[Start PAGE TEXT]

It remains to show that \(({\mathcal {M}},I)\models \textrm{PAI}+\alpha .\) Note that \(({\mathcal {M}},S,I)\models \mathrm {PA(}S,I),\) this is precisely where Lemma 4.10 comes to the rescue, since together with the veracity of \(\textrm{ PAI}+\mathrm {PA(}S,I)+\textrm{FS}(S)\) in \(({\mathcal {M}},S,I)\) it allows us verify the following nonstandard analogue \(\mathbf {(}\nabla ^{*})\) of \( \mathbf {(}\nabla )\) from the proof of Theorem 4.1 (in what follows the map \( \varphi \mapsto \varphi ^{*}\) is defined as in the proof of Theorem 4.1 within \(\mathcal {M)}\).

\(\mathbf {(}\nabla ^{*})\). Suppose \(\varphi =\varphi ({\overline{x}})\in \textrm{Form}_{r}^{{\mathcal {M}}}\) for some \(r\in M\) (NB: r need not be standard), \(\varphi ^{*}=\varphi ^{*}(\overline{ x},z_{1},\ldots ,z_{k-1})\), where \(k\in M,\) \({\overline{a}}\in M^{r} \), and \((i_{1},\ldots ,i_{k})\in [I]^{k}\) such that there is some \(j\in I\) with \(j<i_{1}\) and \(a_{s}<j\) for each \(1\le s\le r.\) Then \(({\mathcal {M}},S,I)\) satisfies the following:

$$\begin{aligned} \varphi ({\overline{a}})\in S\leftrightarrow [\varphi ^{*}( {\overline{a}},i_{1},\ldots ,i_{k})\in \textrm{Sat}_{\Delta _{0}}]. \end{aligned}$$

Recall that \(\sigma (\left\langle \varphi ,{\overline{a}} \right\rangle ):=[\varphi ^{*}({\overline{a}},i_{1},\ldots ,i_{k})\in \textrm{Sat}_{\Delta _{0}}].\) \(\mathbf {(}\nabla ^{*})\) assures us that \(\sigma ^{{\mathcal {M}}}\) coincides with S, and thus \(( {\mathcal {M}},I)\models \textrm{PAI}+\alpha \).\(\square \)

4.12 Theorem

The following hold for any model \( {\mathcal {M}}\) of \(\textrm{PA}\) of any cardinality:

(a):

\({\mathcal {M}}\) has an expansion to \(\textrm{CT }(c)\) iff \({\mathcal {M}}\) has an expansion to \(\textrm{PAI} +\alpha \mathrm {.}\)

(b) :

\({\mathcal {M}}\) has an expansion to \(\textrm{CT }\) iff \({\mathcal {M}}\) has an expansion to \(\textrm{PAI} ^{\circ }+\alpha \mathrm {.}\)

[End PAGE TEXT]
[Start RAW RECORDS]

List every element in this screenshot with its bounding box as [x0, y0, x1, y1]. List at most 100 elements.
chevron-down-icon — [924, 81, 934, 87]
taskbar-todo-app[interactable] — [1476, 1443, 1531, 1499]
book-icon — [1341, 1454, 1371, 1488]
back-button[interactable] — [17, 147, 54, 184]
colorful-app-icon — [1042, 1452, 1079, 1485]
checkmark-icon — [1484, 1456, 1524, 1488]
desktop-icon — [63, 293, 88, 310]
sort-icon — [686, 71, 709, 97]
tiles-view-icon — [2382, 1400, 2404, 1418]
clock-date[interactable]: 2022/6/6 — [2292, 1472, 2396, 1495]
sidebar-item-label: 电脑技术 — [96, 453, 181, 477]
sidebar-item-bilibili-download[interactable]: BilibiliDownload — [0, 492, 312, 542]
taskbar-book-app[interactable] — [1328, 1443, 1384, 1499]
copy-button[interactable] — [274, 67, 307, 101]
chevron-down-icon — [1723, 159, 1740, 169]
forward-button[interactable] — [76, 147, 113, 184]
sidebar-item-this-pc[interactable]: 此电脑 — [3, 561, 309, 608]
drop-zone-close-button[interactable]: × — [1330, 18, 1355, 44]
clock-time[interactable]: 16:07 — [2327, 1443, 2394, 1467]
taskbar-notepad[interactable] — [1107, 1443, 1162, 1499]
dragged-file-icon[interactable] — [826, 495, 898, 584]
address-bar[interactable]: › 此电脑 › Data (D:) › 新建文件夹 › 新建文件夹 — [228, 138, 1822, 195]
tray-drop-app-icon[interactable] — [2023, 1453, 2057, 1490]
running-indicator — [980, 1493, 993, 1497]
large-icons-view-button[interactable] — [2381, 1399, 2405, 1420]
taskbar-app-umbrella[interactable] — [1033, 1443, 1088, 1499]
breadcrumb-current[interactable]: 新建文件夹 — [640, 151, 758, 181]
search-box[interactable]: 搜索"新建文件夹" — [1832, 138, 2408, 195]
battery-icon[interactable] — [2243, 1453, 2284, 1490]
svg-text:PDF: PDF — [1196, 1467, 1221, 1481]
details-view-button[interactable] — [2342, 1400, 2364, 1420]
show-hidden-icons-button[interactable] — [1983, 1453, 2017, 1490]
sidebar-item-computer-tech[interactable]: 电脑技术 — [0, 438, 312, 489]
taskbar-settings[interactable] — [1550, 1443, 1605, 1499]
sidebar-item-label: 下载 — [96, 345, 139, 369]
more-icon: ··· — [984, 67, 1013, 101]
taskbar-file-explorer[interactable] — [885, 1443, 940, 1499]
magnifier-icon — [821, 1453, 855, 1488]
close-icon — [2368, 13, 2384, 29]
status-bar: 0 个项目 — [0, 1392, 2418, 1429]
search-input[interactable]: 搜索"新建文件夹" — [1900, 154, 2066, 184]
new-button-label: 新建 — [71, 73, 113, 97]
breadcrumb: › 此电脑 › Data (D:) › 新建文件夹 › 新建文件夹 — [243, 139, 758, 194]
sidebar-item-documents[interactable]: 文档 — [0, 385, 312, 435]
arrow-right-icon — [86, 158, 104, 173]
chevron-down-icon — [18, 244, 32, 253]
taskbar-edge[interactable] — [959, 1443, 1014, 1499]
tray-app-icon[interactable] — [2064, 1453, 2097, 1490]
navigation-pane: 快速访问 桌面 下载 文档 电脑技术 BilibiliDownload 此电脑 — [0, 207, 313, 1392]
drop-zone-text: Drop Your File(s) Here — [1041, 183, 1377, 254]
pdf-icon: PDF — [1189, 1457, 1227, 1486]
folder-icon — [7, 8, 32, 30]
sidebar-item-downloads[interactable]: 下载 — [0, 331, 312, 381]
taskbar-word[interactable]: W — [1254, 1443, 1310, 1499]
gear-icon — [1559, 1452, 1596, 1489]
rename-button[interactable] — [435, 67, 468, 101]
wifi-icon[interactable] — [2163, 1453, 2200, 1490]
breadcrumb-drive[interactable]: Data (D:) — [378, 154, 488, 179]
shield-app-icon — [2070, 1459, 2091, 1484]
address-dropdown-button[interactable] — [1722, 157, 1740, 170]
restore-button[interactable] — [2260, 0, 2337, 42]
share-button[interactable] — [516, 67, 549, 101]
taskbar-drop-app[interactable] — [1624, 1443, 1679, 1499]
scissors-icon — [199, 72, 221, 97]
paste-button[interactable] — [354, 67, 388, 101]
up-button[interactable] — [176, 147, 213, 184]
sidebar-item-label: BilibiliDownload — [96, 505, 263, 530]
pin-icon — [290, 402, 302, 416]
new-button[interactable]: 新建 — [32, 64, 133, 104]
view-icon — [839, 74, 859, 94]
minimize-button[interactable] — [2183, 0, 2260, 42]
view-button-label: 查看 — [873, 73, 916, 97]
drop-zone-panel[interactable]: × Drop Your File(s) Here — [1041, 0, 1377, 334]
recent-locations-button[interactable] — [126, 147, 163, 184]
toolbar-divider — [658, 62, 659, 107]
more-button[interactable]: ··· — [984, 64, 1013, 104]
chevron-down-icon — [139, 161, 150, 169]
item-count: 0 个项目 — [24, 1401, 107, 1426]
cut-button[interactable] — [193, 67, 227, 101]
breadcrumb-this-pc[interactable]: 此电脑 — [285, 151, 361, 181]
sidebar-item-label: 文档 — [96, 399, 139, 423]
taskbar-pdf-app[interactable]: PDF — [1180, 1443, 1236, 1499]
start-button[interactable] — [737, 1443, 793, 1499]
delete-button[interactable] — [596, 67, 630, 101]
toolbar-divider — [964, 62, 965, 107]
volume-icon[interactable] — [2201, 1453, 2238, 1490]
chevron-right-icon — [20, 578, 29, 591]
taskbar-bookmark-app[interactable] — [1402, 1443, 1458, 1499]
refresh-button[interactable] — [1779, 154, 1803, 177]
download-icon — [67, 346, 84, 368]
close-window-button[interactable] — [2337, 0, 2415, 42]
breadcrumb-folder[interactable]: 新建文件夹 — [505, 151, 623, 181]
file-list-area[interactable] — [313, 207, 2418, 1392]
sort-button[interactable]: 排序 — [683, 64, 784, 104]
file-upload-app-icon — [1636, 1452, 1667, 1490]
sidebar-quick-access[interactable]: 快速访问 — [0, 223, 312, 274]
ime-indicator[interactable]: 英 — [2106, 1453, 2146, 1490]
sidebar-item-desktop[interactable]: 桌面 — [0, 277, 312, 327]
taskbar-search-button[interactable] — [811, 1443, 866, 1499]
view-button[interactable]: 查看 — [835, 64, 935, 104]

[End RAW RECORDS]

## TO DO
Answer these questions from the proof excerpt above.
(a) Which lemma does the proof excerpt say comes to the rescue?
(b) For models of PA of what cardinality does Theorem 4.12 hold?
(c) In part (b) of Theorem 4.12, having an expansion to CT is equivalent to having an expansion to what?

## ANSWER TO THIS TASK
(a) Lemma 4.10
(b) Any cardinality
(c) PAI° + α